### Do this
Look for the string "precio" in every line, and copy each line that has it.

### Material provided
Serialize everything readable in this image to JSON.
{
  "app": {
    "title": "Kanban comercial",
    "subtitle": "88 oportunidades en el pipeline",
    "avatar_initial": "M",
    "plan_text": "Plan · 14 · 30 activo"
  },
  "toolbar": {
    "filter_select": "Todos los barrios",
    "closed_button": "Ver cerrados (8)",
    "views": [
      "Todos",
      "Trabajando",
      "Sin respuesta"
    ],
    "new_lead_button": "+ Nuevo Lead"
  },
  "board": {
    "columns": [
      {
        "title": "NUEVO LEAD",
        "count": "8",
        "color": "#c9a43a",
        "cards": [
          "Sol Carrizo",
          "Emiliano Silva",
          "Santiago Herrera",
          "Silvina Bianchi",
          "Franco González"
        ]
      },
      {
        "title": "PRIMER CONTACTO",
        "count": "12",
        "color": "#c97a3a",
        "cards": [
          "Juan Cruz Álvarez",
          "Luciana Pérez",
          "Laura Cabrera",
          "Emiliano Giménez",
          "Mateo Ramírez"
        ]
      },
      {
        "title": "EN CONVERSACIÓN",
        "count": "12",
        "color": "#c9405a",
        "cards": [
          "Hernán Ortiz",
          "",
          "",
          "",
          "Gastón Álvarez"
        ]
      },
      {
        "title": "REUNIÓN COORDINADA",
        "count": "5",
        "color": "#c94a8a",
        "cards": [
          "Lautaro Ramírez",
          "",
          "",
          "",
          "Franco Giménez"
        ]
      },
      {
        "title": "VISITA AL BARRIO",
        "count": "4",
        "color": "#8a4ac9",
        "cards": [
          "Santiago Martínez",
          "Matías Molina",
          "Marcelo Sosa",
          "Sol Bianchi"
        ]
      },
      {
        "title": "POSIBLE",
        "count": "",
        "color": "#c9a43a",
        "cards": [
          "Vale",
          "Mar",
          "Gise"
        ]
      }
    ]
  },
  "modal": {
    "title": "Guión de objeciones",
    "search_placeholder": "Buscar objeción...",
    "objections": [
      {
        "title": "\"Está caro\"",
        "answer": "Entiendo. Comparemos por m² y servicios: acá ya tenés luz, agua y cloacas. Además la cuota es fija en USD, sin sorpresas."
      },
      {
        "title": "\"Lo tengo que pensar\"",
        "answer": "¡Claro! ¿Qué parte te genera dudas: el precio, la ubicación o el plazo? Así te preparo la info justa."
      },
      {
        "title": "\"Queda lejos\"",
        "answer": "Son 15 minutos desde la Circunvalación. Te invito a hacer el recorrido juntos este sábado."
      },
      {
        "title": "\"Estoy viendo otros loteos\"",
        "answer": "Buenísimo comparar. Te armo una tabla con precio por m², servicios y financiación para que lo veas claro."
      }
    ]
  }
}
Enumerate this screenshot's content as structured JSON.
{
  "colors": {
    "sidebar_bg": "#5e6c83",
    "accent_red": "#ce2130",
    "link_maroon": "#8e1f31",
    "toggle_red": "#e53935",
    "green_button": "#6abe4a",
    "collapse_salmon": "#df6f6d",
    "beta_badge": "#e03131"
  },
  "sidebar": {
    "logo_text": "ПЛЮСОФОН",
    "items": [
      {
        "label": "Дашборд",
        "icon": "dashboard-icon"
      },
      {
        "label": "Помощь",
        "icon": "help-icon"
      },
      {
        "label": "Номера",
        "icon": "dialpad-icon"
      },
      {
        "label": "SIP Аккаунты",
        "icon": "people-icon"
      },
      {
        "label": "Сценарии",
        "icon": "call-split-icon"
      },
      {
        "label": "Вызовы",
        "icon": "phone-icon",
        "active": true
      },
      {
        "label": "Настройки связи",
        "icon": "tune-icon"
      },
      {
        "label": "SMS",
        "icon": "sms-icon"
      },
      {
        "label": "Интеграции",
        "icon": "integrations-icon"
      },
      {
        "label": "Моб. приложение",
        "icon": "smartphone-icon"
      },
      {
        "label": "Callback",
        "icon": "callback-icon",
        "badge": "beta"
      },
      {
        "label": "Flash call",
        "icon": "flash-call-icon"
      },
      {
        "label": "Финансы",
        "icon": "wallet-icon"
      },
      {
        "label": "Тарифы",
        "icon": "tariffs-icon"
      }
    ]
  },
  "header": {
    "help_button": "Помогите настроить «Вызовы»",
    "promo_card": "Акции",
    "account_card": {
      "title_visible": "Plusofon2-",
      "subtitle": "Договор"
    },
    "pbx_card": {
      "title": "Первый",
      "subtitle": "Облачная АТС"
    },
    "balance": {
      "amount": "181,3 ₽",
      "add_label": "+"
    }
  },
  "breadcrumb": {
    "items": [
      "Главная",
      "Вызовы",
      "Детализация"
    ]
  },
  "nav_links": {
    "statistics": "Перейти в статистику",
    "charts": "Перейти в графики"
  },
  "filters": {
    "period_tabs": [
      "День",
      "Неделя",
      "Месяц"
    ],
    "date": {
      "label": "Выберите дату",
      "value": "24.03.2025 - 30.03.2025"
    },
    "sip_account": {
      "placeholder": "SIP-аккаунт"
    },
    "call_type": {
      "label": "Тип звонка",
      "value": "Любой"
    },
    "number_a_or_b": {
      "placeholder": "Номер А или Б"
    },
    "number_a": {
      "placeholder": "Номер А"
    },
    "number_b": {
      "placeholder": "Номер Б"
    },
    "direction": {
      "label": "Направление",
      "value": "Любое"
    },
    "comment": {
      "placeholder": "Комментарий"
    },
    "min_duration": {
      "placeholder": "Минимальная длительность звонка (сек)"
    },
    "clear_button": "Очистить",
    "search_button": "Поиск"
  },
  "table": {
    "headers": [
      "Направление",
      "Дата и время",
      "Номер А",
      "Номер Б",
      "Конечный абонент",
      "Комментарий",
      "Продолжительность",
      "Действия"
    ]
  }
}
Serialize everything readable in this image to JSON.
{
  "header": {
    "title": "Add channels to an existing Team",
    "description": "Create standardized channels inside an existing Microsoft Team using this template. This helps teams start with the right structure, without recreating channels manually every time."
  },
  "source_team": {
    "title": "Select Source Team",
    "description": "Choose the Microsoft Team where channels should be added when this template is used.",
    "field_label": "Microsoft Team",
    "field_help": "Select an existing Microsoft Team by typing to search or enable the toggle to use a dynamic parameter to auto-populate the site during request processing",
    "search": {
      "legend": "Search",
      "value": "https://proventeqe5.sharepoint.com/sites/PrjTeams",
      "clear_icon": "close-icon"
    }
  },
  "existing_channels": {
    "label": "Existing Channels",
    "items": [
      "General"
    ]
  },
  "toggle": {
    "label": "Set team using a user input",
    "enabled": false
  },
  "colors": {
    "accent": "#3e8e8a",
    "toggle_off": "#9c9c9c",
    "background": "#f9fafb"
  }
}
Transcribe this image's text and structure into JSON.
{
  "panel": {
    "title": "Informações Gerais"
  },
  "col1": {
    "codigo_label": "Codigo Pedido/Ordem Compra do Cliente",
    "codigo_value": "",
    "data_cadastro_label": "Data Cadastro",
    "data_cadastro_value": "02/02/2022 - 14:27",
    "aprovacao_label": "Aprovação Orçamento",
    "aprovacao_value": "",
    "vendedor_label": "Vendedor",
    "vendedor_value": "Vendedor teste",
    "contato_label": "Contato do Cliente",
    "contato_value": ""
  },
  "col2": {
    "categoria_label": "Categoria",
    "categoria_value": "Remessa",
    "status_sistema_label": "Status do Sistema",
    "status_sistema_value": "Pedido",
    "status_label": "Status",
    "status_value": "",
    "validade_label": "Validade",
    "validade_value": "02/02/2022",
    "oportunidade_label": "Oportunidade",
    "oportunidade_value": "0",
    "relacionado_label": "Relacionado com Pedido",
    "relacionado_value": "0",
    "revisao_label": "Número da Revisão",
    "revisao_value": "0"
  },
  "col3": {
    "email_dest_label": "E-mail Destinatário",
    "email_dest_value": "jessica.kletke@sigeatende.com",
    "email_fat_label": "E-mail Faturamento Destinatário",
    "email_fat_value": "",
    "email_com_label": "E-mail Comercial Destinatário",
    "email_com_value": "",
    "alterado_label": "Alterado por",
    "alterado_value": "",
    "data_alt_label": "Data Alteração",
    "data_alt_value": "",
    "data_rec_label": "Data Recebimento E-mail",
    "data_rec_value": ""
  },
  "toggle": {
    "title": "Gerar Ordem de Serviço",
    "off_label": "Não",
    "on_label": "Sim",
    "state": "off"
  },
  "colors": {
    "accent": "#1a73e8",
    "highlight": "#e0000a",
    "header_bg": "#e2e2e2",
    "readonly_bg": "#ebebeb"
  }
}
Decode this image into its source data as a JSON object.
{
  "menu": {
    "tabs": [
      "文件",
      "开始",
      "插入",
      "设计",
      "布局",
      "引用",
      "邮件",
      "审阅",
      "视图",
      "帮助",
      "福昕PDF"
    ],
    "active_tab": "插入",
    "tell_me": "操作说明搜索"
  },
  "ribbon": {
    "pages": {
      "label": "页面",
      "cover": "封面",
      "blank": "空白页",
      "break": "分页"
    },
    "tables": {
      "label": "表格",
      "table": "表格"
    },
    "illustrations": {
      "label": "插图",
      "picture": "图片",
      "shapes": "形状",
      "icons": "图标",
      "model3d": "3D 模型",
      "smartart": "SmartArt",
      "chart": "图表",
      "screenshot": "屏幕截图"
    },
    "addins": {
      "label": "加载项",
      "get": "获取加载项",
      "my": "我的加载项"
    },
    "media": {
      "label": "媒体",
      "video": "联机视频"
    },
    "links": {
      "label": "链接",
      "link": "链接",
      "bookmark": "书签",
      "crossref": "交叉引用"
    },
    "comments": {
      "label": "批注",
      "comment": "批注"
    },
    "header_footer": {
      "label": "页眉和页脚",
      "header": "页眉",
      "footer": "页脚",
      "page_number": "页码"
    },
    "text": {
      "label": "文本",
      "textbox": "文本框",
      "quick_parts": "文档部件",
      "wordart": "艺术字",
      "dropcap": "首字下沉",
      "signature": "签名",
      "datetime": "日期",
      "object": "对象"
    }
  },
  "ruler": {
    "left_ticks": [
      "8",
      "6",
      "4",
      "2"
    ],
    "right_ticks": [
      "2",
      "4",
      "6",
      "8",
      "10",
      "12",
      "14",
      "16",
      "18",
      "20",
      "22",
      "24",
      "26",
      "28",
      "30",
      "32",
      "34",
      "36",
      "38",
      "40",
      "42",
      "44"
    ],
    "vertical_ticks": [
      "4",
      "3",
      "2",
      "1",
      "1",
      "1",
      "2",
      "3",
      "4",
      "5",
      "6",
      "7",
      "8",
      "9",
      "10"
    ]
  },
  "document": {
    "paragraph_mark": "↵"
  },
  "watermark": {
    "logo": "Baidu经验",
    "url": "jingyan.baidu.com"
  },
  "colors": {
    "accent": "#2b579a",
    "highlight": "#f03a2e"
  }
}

### The completed task
        "answer": "¡Claro! ¿Qué parte te genera dudas: el precio, la ubicación o el plazo? Así te preparo la info justa."
        "answer": "Buenísimo comparar. Te armo una tabla con precio por m², servicios y financiación para que lo veas claro."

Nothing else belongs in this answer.